ФРАГМЕНТ ДОКУМЕНТА
□ □ □ □ □ □ □

— В окончательном результате, — говорил Павлов, — получается динамический стереотип, т. е. слаженная, уравновешенная система внутренних процессов. Образование, установка динамического стереотипа есть нервный труд чрезвычайно различной напряженности, смотря, конечно, по сложности системы раздражителей, с одной стороны, и по индивидуальности и состоянию животного — с другой.
А в докладе на X Международном психологическом конгрессе в 1932 году, специально посвященном динамической стереотипии мозга, он говорил:
— Мне кажется, что часто тяжелые чувства при изменении обычного образа жизни, при прекращении привычных занятий, при потере близких людей, не говоря уже об умственных кризисах и ломке верований, имеют свое физиологическое основание в значительной степени именно в изменении, в нарушении старого динамического стереотипа и в трудности установки нового.
Вся дальнейшая разработка учения о высшей нервной деятельности подтвердила эти мысли Павлова.
Образование нейродинамических стереотипов облегчает дальнейший «нервный труд». Их выполнение создает у человека положительные эмоции и чувство спокойствия; задержка же или тем более перестройка всегда вызывает отрицательные эмоции.
В религиозной же психологии роль динамического стереотипа очень и очень велика. Не только ритуальные танцы, но и вообще все религиозные ритуалы и обряды по своим механизмам — это нейродинамические стереотипы.
Однажды после лекции о психологии религии я получил в числе других две записки.
«Примерно сто лет назад английский этнограф-самоучка Эдуард Тэйлор в своей книге „Первобытная культура“ писал о дикарях-философах, которые, раздумывая над происхождением сновидений, обморока, смерти, додумались до идеи души и создали религию. Не противоречат ли излагаемые вами взгляды марксистскому взгляду на религию как на социальное явление и не повторяют ли они ошибок взглядов Тэйлора?» — было написано в одной из них.

□ □ □ □ □ □ □

ВОПРОСЫ ДЛЯ РАЗБОРА
**A.** Перечислите все явления, над происхождением которых, согласно процитированной в отрывке о динамическом стереотипе записке, раздумывали дикари-философы.
**B.** Выпишите из отрывка о динамическом стереотипе дословно фрагмент от слов «Образование нейродинамических стереотипов» до слов «это нейродинамические стереотипы.» включительно.
**C.** Продолжите отрывок о динамическом стереотипе, начав сразу после его последнего предложения.
Этот материал никак не связан с отрывком о динамическом стереотипе.

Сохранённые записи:
□ □ □ □ □ □ □

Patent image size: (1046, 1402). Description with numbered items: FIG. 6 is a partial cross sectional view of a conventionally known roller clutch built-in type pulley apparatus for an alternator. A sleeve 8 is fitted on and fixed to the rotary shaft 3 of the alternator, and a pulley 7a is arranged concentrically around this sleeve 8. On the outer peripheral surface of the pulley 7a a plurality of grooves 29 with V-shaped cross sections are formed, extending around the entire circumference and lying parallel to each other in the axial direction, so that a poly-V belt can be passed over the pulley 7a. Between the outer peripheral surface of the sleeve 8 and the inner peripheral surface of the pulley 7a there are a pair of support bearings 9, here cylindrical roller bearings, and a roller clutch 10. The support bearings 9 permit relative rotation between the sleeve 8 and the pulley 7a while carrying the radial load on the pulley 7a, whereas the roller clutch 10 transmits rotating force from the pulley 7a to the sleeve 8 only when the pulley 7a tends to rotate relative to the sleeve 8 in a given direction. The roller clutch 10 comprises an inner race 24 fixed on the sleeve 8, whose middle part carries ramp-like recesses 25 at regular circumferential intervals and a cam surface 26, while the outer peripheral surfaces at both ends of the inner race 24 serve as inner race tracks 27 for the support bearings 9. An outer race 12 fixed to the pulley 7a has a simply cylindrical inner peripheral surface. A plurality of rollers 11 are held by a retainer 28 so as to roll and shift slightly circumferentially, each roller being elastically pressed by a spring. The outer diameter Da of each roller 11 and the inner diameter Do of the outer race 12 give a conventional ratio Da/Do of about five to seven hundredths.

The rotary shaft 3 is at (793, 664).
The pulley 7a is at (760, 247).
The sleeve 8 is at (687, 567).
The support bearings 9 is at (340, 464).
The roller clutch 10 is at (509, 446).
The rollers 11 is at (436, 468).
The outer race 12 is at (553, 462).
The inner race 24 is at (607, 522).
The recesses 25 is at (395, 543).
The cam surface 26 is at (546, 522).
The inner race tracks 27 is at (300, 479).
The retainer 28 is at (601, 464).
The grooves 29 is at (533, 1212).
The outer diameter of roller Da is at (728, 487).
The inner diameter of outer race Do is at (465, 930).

□ □ □ □ □ □ □

ОТВЕТЫ ПО НОМЕРАМ
**A.** Сновидения, обморок, смерть.

**B.**
Образование нейродинамических стереотипов облегчает дальнейший «нервный труд». Их выполнение создает у человека положительные эмоции и чувство спокойствия; задержка же или тем более перестройка всегда вызывает отрицательные эмоции.
В религиозной же психологии роль динамического стереотипа очень и очень велика. Не только ритуальные танцы, но и вообще все религиозные ритуалы и обряды по своим механизмам — это нейродинамические стереотипы.

**C.**
«В 1887 году французский философ-атеист Жан Гюйо в книге „Безверие будущего“ писал о том, что зачатки религиозности свойственны и животным в виде „религиозного инстинкта“. Он описывал опыты Роменса со своей таксой, которая впадала в религиозный экстаз, наблюдая, как лопались на ковре мыльные пузыри. Эти взгляды почему-то считаются ошибочными, а ведь то, что вы говорите, подтверждает их!» — писал кто-то другой во второй записке, явно пытаясь найти во мне единомышленника Гюйо.
Что можно ответить на эти записки?
Во-первых, у религии существуют не только социальные и исторические, но и гносеологические корни. А ведь именно психология и позволяет глубже раскрыть эти гносеологические корни. Нельзя сводить сознание человека к психике животных, но также неправильно их разрывать.
Во-вторых, называть взгляды Тэйлора и Гюйо ошибочными, как сделали авторы обеих записок, — это значит не понимать диалектики развития науки. Их взгляды во многом (но не во всем!) устарели и требуют дополнения и уточнения. Но полностью отбрасывать их неверно: ведь и Энгельс, например, высказывая очень глубокие мысли о происхождении идеи души, был близок к тому, что писал Тэйлор. Хотя, понятно, ни Тэйлор, ни Гюйо не были марксистами и не понимали ни диалектики соотношения бытия и сознания, ни диалектики развития сознания, ни, наконец, диалектики соотношения всех корней религии.
У таксы проявлялся так называемый ориентировочный рефлекс, а не религиозный инстинкт, о котором писал Гюйо. Простейшее религиозное мышление первобытного человека — это, конечно, не философское мышление, о котором писал Тэйлор, а вообще только зачатки мышления.
Как мне удалось выяснить после лекции, человек, пославший мне первую записку, начал относительно недавно специализироваться по истории религии. Он учился в период широко распространенной недооценки психологии и ошибочного отождествления социальной психологии с заблуждениями буржуазных ученых. Думаю, что наш последующий разговор заставил моего юного собеседника пересмотреть многие взгляды, в которых был большой элемент догматизма.
Вторую записку мне послал молодой врач с широким кругом интересов, но явно биологизирующий человека и с этих неправильных позиций искаженно понимающий учение Павлова о высшей нервной деятельности.